### What you have to do
For each line in the data below that holds "this", return a copy.

Dataset records on visual material
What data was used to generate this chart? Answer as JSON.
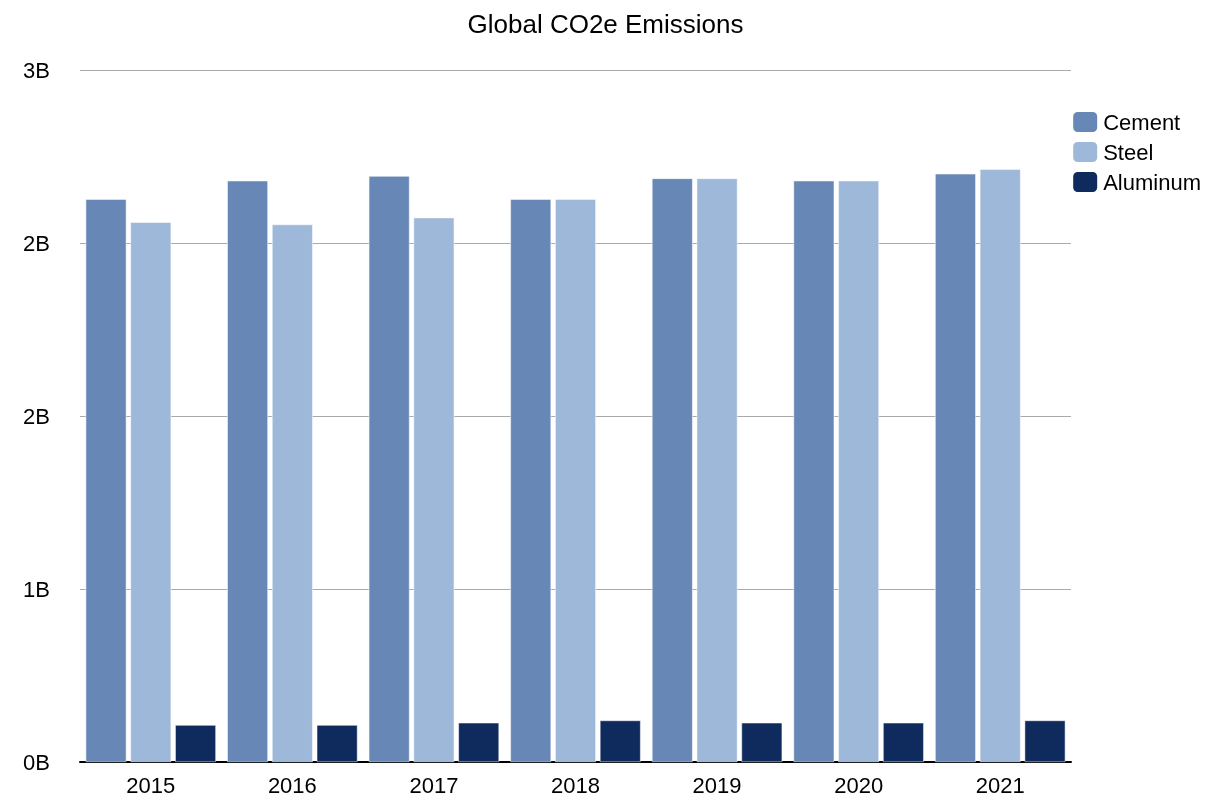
{
  "chart_data": {
    "type": "bar",
    "title": "Global CO2e Emissions",
    "categories": [
      "2015",
      "2016",
      "2017",
      "2018",
      "2019",
      "2020",
      "2021"
    ],
    "series": [
      {
        "name": "Cement",
        "color": "#6787b7",
        "values": [
          2.44,
          2.52,
          2.54,
          2.44,
          2.53,
          2.52,
          2.55
        ]
      },
      {
        "name": "Steel",
        "color": "#9db8d9",
        "values": [
          2.34,
          2.33,
          2.36,
          2.44,
          2.53,
          2.52,
          2.57
        ]
      },
      {
        "name": "Aluminum",
        "color": "#0f2b5e",
        "values": [
          0.16,
          0.16,
          0.17,
          0.18,
          0.17,
          0.17,
          0.18
        ]
      }
    ],
    "ylim": [
      0,
      3
    ],
    "yticks": [
      {
        "value": 0,
        "label": "0B"
      },
      {
        "value": 0.75,
        "label": "1B"
      },
      {
        "value": 1.5,
        "label": "2B"
      },
      {
        "value": 2.25,
        "label": "2B"
      },
      {
        "value": 3,
        "label": "3B"
      }
    ],
    "grid": "y",
    "legend": "top right"
  }
}
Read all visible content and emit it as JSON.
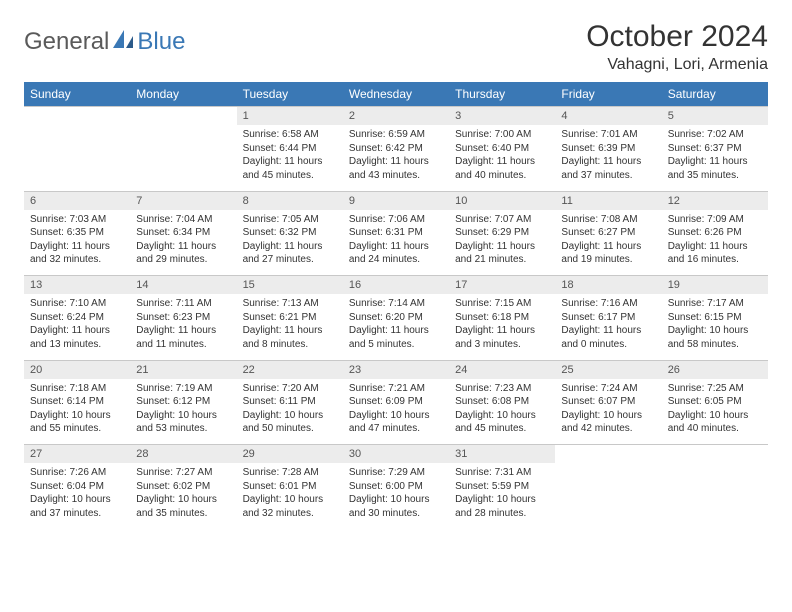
{
  "brand": {
    "general": "General",
    "blue": "Blue"
  },
  "title": "October 2024",
  "location": "Vahagni, Lori, Armenia",
  "colors": {
    "header_bg": "#3a78b5",
    "header_text": "#ffffff",
    "daynum_bg": "#ececec",
    "daynum_text": "#555555",
    "cell_text": "#333333",
    "border": "#c8c8c8",
    "logo_gray": "#5a5a5a",
    "logo_blue": "#3a78b5"
  },
  "weekdays": [
    "Sunday",
    "Monday",
    "Tuesday",
    "Wednesday",
    "Thursday",
    "Friday",
    "Saturday"
  ],
  "weeks": [
    [
      null,
      null,
      {
        "n": "1",
        "sr": "Sunrise: 6:58 AM",
        "ss": "Sunset: 6:44 PM",
        "d1": "Daylight: 11 hours",
        "d2": "and 45 minutes."
      },
      {
        "n": "2",
        "sr": "Sunrise: 6:59 AM",
        "ss": "Sunset: 6:42 PM",
        "d1": "Daylight: 11 hours",
        "d2": "and 43 minutes."
      },
      {
        "n": "3",
        "sr": "Sunrise: 7:00 AM",
        "ss": "Sunset: 6:40 PM",
        "d1": "Daylight: 11 hours",
        "d2": "and 40 minutes."
      },
      {
        "n": "4",
        "sr": "Sunrise: 7:01 AM",
        "ss": "Sunset: 6:39 PM",
        "d1": "Daylight: 11 hours",
        "d2": "and 37 minutes."
      },
      {
        "n": "5",
        "sr": "Sunrise: 7:02 AM",
        "ss": "Sunset: 6:37 PM",
        "d1": "Daylight: 11 hours",
        "d2": "and 35 minutes."
      }
    ],
    [
      {
        "n": "6",
        "sr": "Sunrise: 7:03 AM",
        "ss": "Sunset: 6:35 PM",
        "d1": "Daylight: 11 hours",
        "d2": "and 32 minutes."
      },
      {
        "n": "7",
        "sr": "Sunrise: 7:04 AM",
        "ss": "Sunset: 6:34 PM",
        "d1": "Daylight: 11 hours",
        "d2": "and 29 minutes."
      },
      {
        "n": "8",
        "sr": "Sunrise: 7:05 AM",
        "ss": "Sunset: 6:32 PM",
        "d1": "Daylight: 11 hours",
        "d2": "and 27 minutes."
      },
      {
        "n": "9",
        "sr": "Sunrise: 7:06 AM",
        "ss": "Sunset: 6:31 PM",
        "d1": "Daylight: 11 hours",
        "d2": "and 24 minutes."
      },
      {
        "n": "10",
        "sr": "Sunrise: 7:07 AM",
        "ss": "Sunset: 6:29 PM",
        "d1": "Daylight: 11 hours",
        "d2": "and 21 minutes."
      },
      {
        "n": "11",
        "sr": "Sunrise: 7:08 AM",
        "ss": "Sunset: 6:27 PM",
        "d1": "Daylight: 11 hours",
        "d2": "and 19 minutes."
      },
      {
        "n": "12",
        "sr": "Sunrise: 7:09 AM",
        "ss": "Sunset: 6:26 PM",
        "d1": "Daylight: 11 hours",
        "d2": "and 16 minutes."
      }
    ],
    [
      {
        "n": "13",
        "sr": "Sunrise: 7:10 AM",
        "ss": "Sunset: 6:24 PM",
        "d1": "Daylight: 11 hours",
        "d2": "and 13 minutes."
      },
      {
        "n": "14",
        "sr": "Sunrise: 7:11 AM",
        "ss": "Sunset: 6:23 PM",
        "d1": "Daylight: 11 hours",
        "d2": "and 11 minutes."
      },
      {
        "n": "15",
        "sr": "Sunrise: 7:13 AM",
        "ss": "Sunset: 6:21 PM",
        "d1": "Daylight: 11 hours",
        "d2": "and 8 minutes."
      },
      {
        "n": "16",
        "sr": "Sunrise: 7:14 AM",
        "ss": "Sunset: 6:20 PM",
        "d1": "Daylight: 11 hours",
        "d2": "and 5 minutes."
      },
      {
        "n": "17",
        "sr": "Sunrise: 7:15 AM",
        "ss": "Sunset: 6:18 PM",
        "d1": "Daylight: 11 hours",
        "d2": "and 3 minutes."
      },
      {
        "n": "18",
        "sr": "Sunrise: 7:16 AM",
        "ss": "Sunset: 6:17 PM",
        "d1": "Daylight: 11 hours",
        "d2": "and 0 minutes."
      },
      {
        "n": "19",
        "sr": "Sunrise: 7:17 AM",
        "ss": "Sunset: 6:15 PM",
        "d1": "Daylight: 10 hours",
        "d2": "and 58 minutes."
      }
    ],
    [
      {
        "n": "20",
        "sr": "Sunrise: 7:18 AM",
        "ss": "Sunset: 6:14 PM",
        "d1": "Daylight: 10 hours",
        "d2": "and 55 minutes."
      },
      {
        "n": "21",
        "sr": "Sunrise: 7:19 AM",
        "ss": "Sunset: 6:12 PM",
        "d1": "Daylight: 10 hours",
        "d2": "and 53 minutes."
      },
      {
        "n": "22",
        "sr": "Sunrise: 7:20 AM",
        "ss": "Sunset: 6:11 PM",
        "d1": "Daylight: 10 hours",
        "d2": "and 50 minutes."
      },
      {
        "n": "23",
        "sr": "Sunrise: 7:21 AM",
        "ss": "Sunset: 6:09 PM",
        "d1": "Daylight: 10 hours",
        "d2": "and 47 minutes."
      },
      {
        "n": "24",
        "sr": "Sunrise: 7:23 AM",
        "ss": "Sunset: 6:08 PM",
        "d1": "Daylight: 10 hours",
        "d2": "and 45 minutes."
      },
      {
        "n": "25",
        "sr": "Sunrise: 7:24 AM",
        "ss": "Sunset: 6:07 PM",
        "d1": "Daylight: 10 hours",
        "d2": "and 42 minutes."
      },
      {
        "n": "26",
        "sr": "Sunrise: 7:25 AM",
        "ss": "Sunset: 6:05 PM",
        "d1": "Daylight: 10 hours",
        "d2": "and 40 minutes."
      }
    ],
    [
      {
        "n": "27",
        "sr": "Sunrise: 7:26 AM",
        "ss": "Sunset: 6:04 PM",
        "d1": "Daylight: 10 hours",
        "d2": "and 37 minutes."
      },
      {
        "n": "28",
        "sr": "Sunrise: 7:27 AM",
        "ss": "Sunset: 6:02 PM",
        "d1": "Daylight: 10 hours",
        "d2": "and 35 minutes."
      },
      {
        "n": "29",
        "sr": "Sunrise: 7:28 AM",
        "ss": "Sunset: 6:01 PM",
        "d1": "Daylight: 10 hours",
        "d2": "and 32 minutes."
      },
      {
        "n": "30",
        "sr": "Sunrise: 7:29 AM",
        "ss": "Sunset: 6:00 PM",
        "d1": "Daylight: 10 hours",
        "d2": "and 30 minutes."
      },
      {
        "n": "31",
        "sr": "Sunrise: 7:31 AM",
        "ss": "Sunset: 5:59 PM",
        "d1": "Daylight: 10 hours",
        "d2": "and 28 minutes."
      },
      null,
      null
    ]
  ]
}
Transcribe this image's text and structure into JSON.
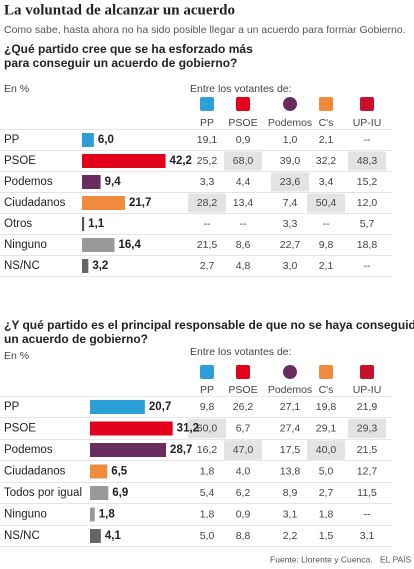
{
  "title": "La voluntad de alcanzar un acuerdo",
  "subtitle": "Como sabe, hasta ahora no ha sido posible llegar a un acuerdo para formar Gobierno.",
  "source": "Fuente: Llorente y Cuenca.",
  "brand": "EL PAÍS",
  "sections": [
    {
      "question": [
        "¿Qué partido cree que se ha esforzado más",
        "para conseguir un acuerdo de gobierno?"
      ],
      "unit": "En %",
      "table_header": "Entre los votantes de:",
      "parties": [
        {
          "name": "PP",
          "color": "#2a9fd8"
        },
        {
          "name": "PSOE",
          "color": "#e2001a"
        },
        {
          "name": "Podemos",
          "color": "#6a2c5e"
        },
        {
          "name": "C's",
          "color": "#f08a3c"
        },
        {
          "name": "UP-IU",
          "color": "#c8102e"
        }
      ],
      "rows": [
        {
          "label": "PP",
          "value": 6.0,
          "value_label": "6,0",
          "color": "#2a9fd8",
          "cells": [
            "19,1",
            "0,9",
            "1,0",
            "2,1",
            "--"
          ],
          "shaded": []
        },
        {
          "label": "PSOE",
          "value": 42.2,
          "value_label": "42,2",
          "color": "#e2001a",
          "cells": [
            "25,2",
            "68,0",
            "39,0",
            "32,2",
            "48,3"
          ],
          "shaded": [
            1,
            4
          ]
        },
        {
          "label": "Podemos",
          "value": 9.4,
          "value_label": "9,4",
          "color": "#6a2c5e",
          "cells": [
            "3,3",
            "4,4",
            "23,6",
            "3,4",
            "15,2"
          ],
          "shaded": [
            2
          ]
        },
        {
          "label": "Ciudadanos",
          "value": 21.7,
          "value_label": "21,7",
          "color": "#f08a3c",
          "cells": [
            "28,2",
            "13,4",
            "7,4",
            "50,4",
            "12,0"
          ],
          "shaded": [
            0,
            3
          ]
        },
        {
          "label": "Otros",
          "value": 1.1,
          "value_label": "1,1",
          "color": "#555555",
          "cells": [
            "--",
            "--",
            "3,3",
            "--",
            "5,7"
          ],
          "shaded": []
        },
        {
          "label": "Ninguno",
          "value": 16.4,
          "value_label": "16,4",
          "color": "#999999",
          "cells": [
            "21,5",
            "8,6",
            "22,7",
            "9,8",
            "18,8"
          ],
          "shaded": []
        },
        {
          "label": "NS/NC",
          "value": 3.2,
          "value_label": "3,2",
          "color": "#666666",
          "cells": [
            "2,7",
            "4,8",
            "3,0",
            "2,1",
            "--"
          ],
          "shaded": []
        }
      ]
    },
    {
      "question": [
        "¿Y qué partido es el principal responsable de que no se haya conseguido",
        "un acuerdo de gobierno?"
      ],
      "unit": "En %",
      "table_header": "Entre los votantes de:",
      "parties": [
        {
          "name": "PP",
          "color": "#2a9fd8"
        },
        {
          "name": "PSOE",
          "color": "#e2001a"
        },
        {
          "name": "Podemos",
          "color": "#6a2c5e"
        },
        {
          "name": "C's",
          "color": "#f08a3c"
        },
        {
          "name": "UP-IU",
          "color": "#c8102e"
        }
      ],
      "rows": [
        {
          "label": "PP",
          "value": 20.7,
          "value_label": "20,7",
          "color": "#2a9fd8",
          "cells": [
            "9,8",
            "26,2",
            "27,1",
            "19,8",
            "21,9"
          ],
          "shaded": []
        },
        {
          "label": "PSOE",
          "value": 31.2,
          "value_label": "31,2",
          "color": "#e2001a",
          "cells": [
            "60,0",
            "6,7",
            "27,4",
            "29,1",
            "29,3"
          ],
          "shaded": [
            0,
            4
          ]
        },
        {
          "label": "Podemos",
          "value": 28.7,
          "value_label": "28,7",
          "color": "#6a2c5e",
          "cells": [
            "16,2",
            "47,0",
            "17,5",
            "40,0",
            "21,5"
          ],
          "shaded": [
            1,
            3
          ]
        },
        {
          "label": "Ciudadanos",
          "value": 6.5,
          "value_label": "6,5",
          "color": "#f08a3c",
          "cells": [
            "1,8",
            "4,0",
            "13,8",
            "5,0",
            "12,7"
          ],
          "shaded": []
        },
        {
          "label": "Todos por igual",
          "value": 6.9,
          "value_label": "6,9",
          "color": "#999999",
          "cells": [
            "5,4",
            "6,2",
            "8,9",
            "2,7",
            "11,5"
          ],
          "shaded": []
        },
        {
          "label": "Ninguno",
          "value": 1.8,
          "value_label": "1,8",
          "color": "#999999",
          "cells": [
            "1,8",
            "0,9",
            "3,1",
            "1,8",
            "--"
          ],
          "shaded": []
        },
        {
          "label": "NS/NC",
          "value": 4.1,
          "value_label": "4,1",
          "color": "#666666",
          "cells": [
            "5,0",
            "8,8",
            "2,2",
            "1,5",
            "3,1"
          ],
          "shaded": []
        }
      ]
    }
  ]
}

### Full solution
What data was used to generate this chart? Answer as JSON.
Transcribe this image's text and structure into JSON.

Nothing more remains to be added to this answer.